#### Material for this exercise
»»
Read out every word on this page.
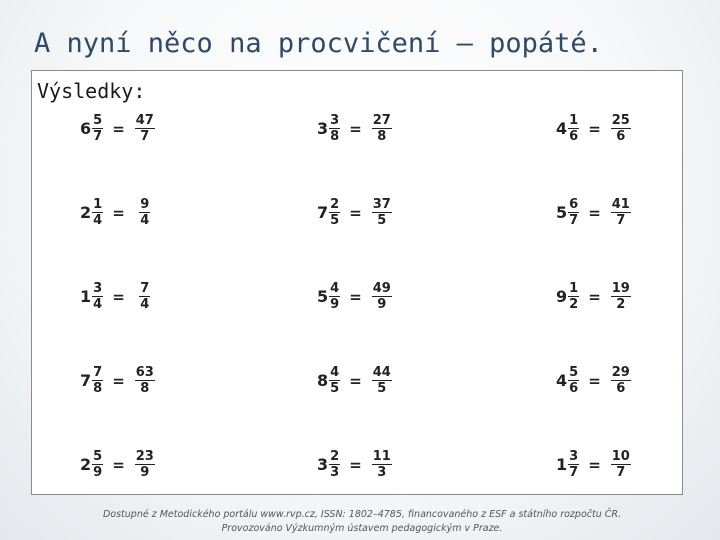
A nyní něco na procvičení – popáté.
Výsledky:
$6 \frac{5}{7} = \frac{47}{7}$	$3 \frac{3}{8} = \frac{27}{8}$	$4 \frac{1}{6} = \frac{25}{6}$
$2 \frac{1}{4} = \frac{9}{4}$	$7 \frac{2}{5} = \frac{37}{5}$	$5 \frac{6}{7} = \frac{41}{7}$
$1 \frac{3}{4} = \frac{7}{4}$	$5 \frac{4}{9} = \frac{49}{9}$	$9 \frac{1}{2} = \frac{19}{2}$
$7 \frac{7}{8} = \frac{63}{8}$	$8 \frac{4}{5} = \frac{44}{5}$	$4 \frac{5}{6} = \frac{29}{6}$
$2 \frac{5}{9} = \frac{23}{9}$	$3 \frac{2}{3} = \frac{11}{3}$	$1 \frac{3}{7} = \frac{10}{7}$
Dostupné z Metodického portálu www.rvp.cz, ISSN: 1802–4785, financovaného z ESF a státního rozpočtu ČR.
Provozováno Výzkumným ústavem pedagogickým v Praze.
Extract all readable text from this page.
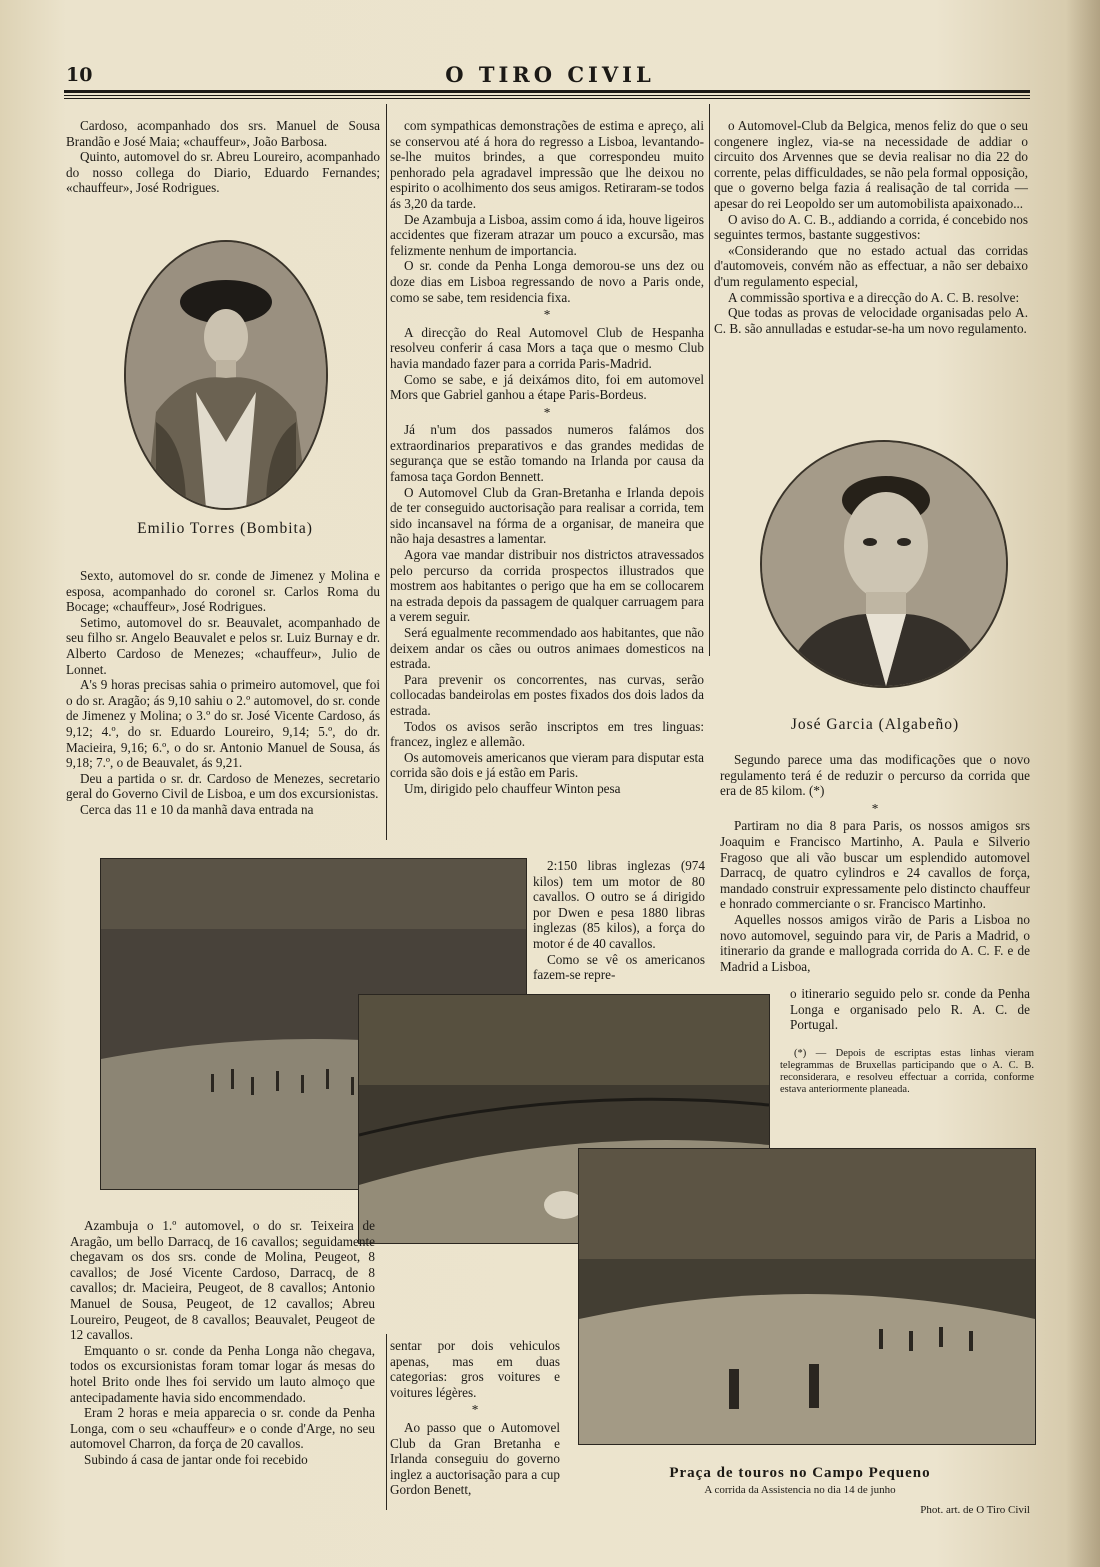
10	O TIRO CIVIL

Cardoso, acompanhado dos srs. Manuel de Sousa Brandão e José Maia; «chauffeur», João Barbosa.

Quinto, automovel do sr. Abreu Loureiro, acompanhado do nosso collega do Diario, Eduardo Fernandes; «chauffeur», José Rodrigues.

Emilio Torres (Bombita)

Sexto, automovel do sr. conde de Jimenez y Molina e esposa, acompanhado do coronel sr. Carlos Roma du Bocage; «chauffeur», José Rodrigues.

Setimo, automovel do sr. Beauvalet, acompanhado de seu filho sr. Angelo Beauvalet e pelos sr. Luiz Burnay e dr. Alberto Cardoso de Menezes; «chauffeur», Julio de Lonnet.

A's 9 horas precisas sahia o primeiro automovel, que foi o do sr. Aragão; ás 9,10 sahiu o 2.º automovel, do sr. conde de Jimenez y Molina; o 3.º do sr. José Vicente Cardoso, ás 9,12; 4.º, do sr. Eduardo Loureiro, 9,14; 5.º, do dr. Macieira, 9,16; 6.º, o do sr. Antonio Manuel de Sousa, ás 9,18; 7.º, o de Beauvalet, ás 9,21.

Deu a partida o sr. dr. Cardoso de Menezes, secretario geral do Governo Civil de Lisboa, e um dos excursionistas.

Cerca das 11 e 10 da manhã dava entrada na

com sympathicas demonstrações de estima e apreço, ali se conservou até á hora do regresso a Lisboa, levantando-se-lhe muitos brindes, a que correspondeu muito penhorado pela agradavel impressão que lhe deixou no espirito o acolhimento dos seus amigos. Retiraram-se todos ás 3,20 da tarde.

De Azambuja a Lisboa, assim como á ida, houve ligeiros accidentes que fizeram atrazar um pouco a excursão, mas felizmente nenhum de importancia.

O sr. conde da Penha Longa demorou-se uns dez ou doze dias em Lisboa regressando de novo a Paris onde, como se sabe, tem residencia fixa.

*

A direcção do Real Automovel Club de Hespanha resolveu conferir á casa Mors a taça que o mesmo Club havia mandado fazer para a corrida Paris-Madrid.

Como se sabe, e já deixámos dito, foi em automovel Mors que Gabriel ganhou a étape Paris-Bordeus.

*

Já n'um dos passados numeros falámos dos extraordinarios preparativos e das grandes medidas de segurança que se estão tomando na Irlanda por causa da famosa taça Gordon Bennett.

O Automovel Club da Gran-Bretanha e Irlanda depois de ter conseguido auctorisação para realisar a corrida, tem sido incansavel na fórma de a organisar, de maneira que não haja desastres a lamentar.

Agora vae mandar distribuir nos districtos atravessados pelo percurso da corrida prospectos illustrados que mostrem aos habitantes o perigo que ha em se collocarem na estrada depois da passagem de qualquer carruagem para a verem seguir.

Será egualmente recommendado aos habitantes, que não deixem andar os cães ou outros animaes domesticos na estrada.

Para prevenir os concorrentes, nas curvas, serão collocadas bandeirolas em postes fixados dos dois lados da estrada.

Todos os avisos serão inscriptos em tres linguas: francez, inglez e allemão.

Os automoveis americanos que vieram para disputar esta corrida são dois e já estão em Paris.

Um, dirigido pelo chauffeur Winton pesa

2:150 libras inglezas (974 kilos) tem um motor de 80 cavallos. O outro se á dirigido por Dwen e pesa 1880 libras inglezas (85 kilos), a força do motor é de 40 cavallos.

Como se vê os americanos fazem-se repre-

o Automovel-Club da Belgica, menos feliz do que o seu congenere inglez, via-se na necessidade de addiar o circuito dos Arvennes que se devia realisar no dia 22 do corrente, pelas difficuldades, se não pela formal opposição, que o governo belga fazia á realisação de tal corrida — apesar do rei Leopoldo ser um automobilista apaixonado...

O aviso do A. C. B., addiando a corrida, é concebido nos seguintes termos, bastante suggestivos:

«Considerando que no estado actual das corridas d'automoveis, convém não as effectuar, a não ser debaixo d'um regulamento especial,

A commissão sportiva e a direcção do A. C. B. resolve:

Que todas as provas de velocidade organisadas pelo A. C. B. são annulladas e estudar-se-ha um novo regulamento.

José Garcia (Algabeño)

Segundo parece uma das modificações que o novo regulamento terá é de reduzir o percurso da corrida que era de 85 kilom. (*)

*

Partiram no dia 8 para Paris, os nossos amigos srs Joaquim e Francisco Martinho, A. Paula e Silverio Fragoso que ali vão buscar um esplendido automovel Darracq, de quatro cylindros e 24 cavallos de força, mandado construir expressamente pelo distincto chauffeur e honrado commerciante o sr. Francisco Martinho.

Aquelles nossos amigos virão de Paris a Lisboa no novo automovel, seguindo para vir, de Paris a Madrid, o itinerario da grande e mallograda corrida do A. C. F. e de Madrid a Lisboa,

o itinerario seguido pelo sr. conde da Penha Longa e organisado pelo R. A. C. de Portugal.

(*) — Depois de escriptas estas linhas vieram telegrammas de Bruxellas participando que o A. C. B. reconsiderara, e resolveu effectuar a corrida, conforme estava anteriormente planeada.

Praça de touros no Campo Pequeno
A corrida da Assistencia no dia 14 de junho
Phot. art. de O Tiro Civil

Azambuja o 1.º automovel, o do sr. Teixeira de Aragão, um bello Darracq, de 16 cavallos; seguidamente chegavam os dos srs. conde de Molina, Peugeot, 8 cavallos; de José Vicente Cardoso, Darracq, de 8 cavallos; dr. Macieira, Peugeot, de 8 cavallos; Antonio Manuel de Sousa, Peugeot, de 12 cavallos; Abreu Loureiro, Peugeot, de 8 cavallos; Beauvalet, Peugeot de 12 cavallos.

Emquanto o sr. conde da Penha Longa não chegava, todos os excursionistas foram tomar logar ás mesas do hotel Brito onde lhes foi servido um lauto almoço que antecipadamente havia sido encommendado.

Eram 2 horas e meia apparecia o sr. conde da Penha Longa, com o seu «chauffeur» e o conde d'Arge, no seu automovel Charron, da força de 20 cavallos.

Subindo á casa de jantar onde foi recebido

sentar por dois vehiculos apenas, mas em duas categorias: gros voitures e voitures légères.

*

Ao passo que o Automovel Club da Gran Bretanha e Irlanda conseguiu do governo inglez a auctorisação para a cup Gordon Benett,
««
Check each line of the entries for the string "Penha". Copy the lines that have it.

#### Worked answer
O sr. conde da Penha Longa demorou-se uns dez ou doze dias em Lisboa regressando de novo a Paris onde, como se sabe, tem residencia fixa.
o itinerario seguido pelo sr. conde da Penha Longa e organisado pelo R. A. C. de Portugal.
Emquanto o sr. conde da Penha Longa não chegava, todos os excursionistas foram tomar logar ás mesas do hotel Brito onde lhes foi servido um lauto almoço que antecipadamente havia sido encommendado.
Eram 2 horas e meia apparecia o sr. conde da Penha Longa, com o seu «chauffeur» e o conde d'Arge, no seu automovel Charron, da força de 20 cavallos.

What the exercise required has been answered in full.